Start of DATA LISTING

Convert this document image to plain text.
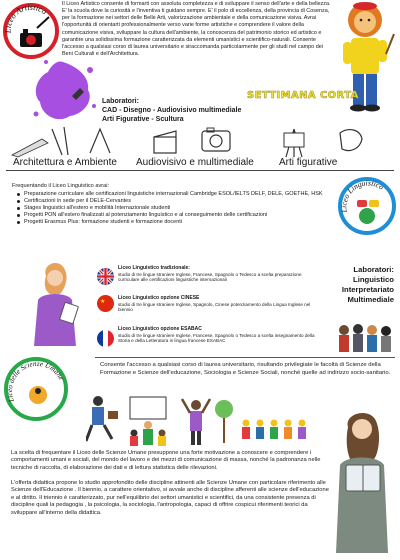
Liceo Artistico
Il Liceo Artistico consente di formarti con assoluta completezza e di sviluppare il senso dell'arte e della bellezza. E' la scuola dove la curiosità e l'inventiva ti guidano sempre. E' il polo di eccellenza, della provincia di Cosenza, per la formazione nei settori delle Belle Arti, valorizzazione ambientale e della comunicazione visiva. Avrai l'opportunità di orientarti professionalmente verso varie forme artistiche e comprendere il valore della comunicazione visiva, sviluppare la cultura dell'ambiente, la conoscenza del patrimonio storico ed artistico e garantire una solidissima formazione caratterizzata da elementi umanistici e scientifico-naturali. Consente l'accesso a qualsiasi corso di laurea universitario e siraccomanda particolarmente per gli studi nel campo dei Beni Culturali e dell'Architettura.
Laboratori:
CAD - Disegno - Audiovisivo multimediale
Arti Figurative - Scultura
SETTIMANA CORTA
Architettura e Ambiente Audiovisivo e multimediale	Arti figurative
Frequentando il Liceo Linguistico avrai:
Preparazione curriculare alle certificazioni linguistiche internazionali Cambridge ESOL/IELTS DELF, DELE, GOETHE, HSK
Certificazioni in sede per il DELE-Cervantes
Stages linguistici all'estero e mobilità Internazionale studenti
Progetti PON all'estero finalizzati al potenziamento linguistico e al conseguimento delle certificazioni
Progetti Erasmus Plus: formazione studenti e formazione docenti
Liceo Linguistico
Liceo Linguistico tradizionale:
studio di tre lingue straniere Inglese, Francese, Spagnolo o Tedesco a scelta preparazione curriculare alle certificazioni linguistiche internazionali
★	Liceo Linguistico opzione CINESE
studio di tre lingue straniere Inglese, Spagnolo, Cinese potenziamento della Lingua Inglese nel biennio
Liceo Linguistico opzione ESABAC
studio di tre lingue straniere Inglese, Francese, Spagnolo o Tedesco a scelta insegnamento della Storia e della Letteratura in lingua francese ESABAC
Laboratori:
Linguistico
Interpretariato
Multimediale
Liceo delle Scienze Umane
Consente l'accesso a qualsiasi corso di laurea universitario, risultando privilegiate le facoltà di Scienze della Formazione e Scienze dell'educazione, Sociologia e Scienze Sociali, nonché quelle ad indirizzo socio-sanitario.
La scelta di frequentare il Liceo delle Scienze Umane presuppone una forte motivazione a conoscere e comprendere i comportamenti umani e sociali, del mondo del lavoro e dei mezzi di comunicazione di massa, nonché la padronanza nelle tecniche di raccolta, di elaborazione dei dati e di lettura statistica delle rilevazioni.
L'offerta didattica propone lo studio approfondito delle discipline attinenti alle Scienze Umane con particolare riferimento alle Scienze dell'Educazione . Il biennio, a carattere orientativo, si avvale anche di discipline afferenti alle scienze dell'educazione e al diritto. Il triennio è caratterizzato, pur nell'equilibrio dei settori umanistici e scientifici, da una consistente presenza di discipline quali la pedagogia , la psicologia, la sociologia, l'antropologia, capaci di offrire cospicui riferimenti teorici da sviluppare all'interno della didattica.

End of DATA LISTING

__AIM__
Search the entries for "Progetti" and copy out each line that has it.

__TASK ANSWER__
Progetti PON all'estero finalizzati al potenziamento linguistico e al conseguimento delle certificazioni
Progetti Erasmus Plus: formazione studenti e formazione docenti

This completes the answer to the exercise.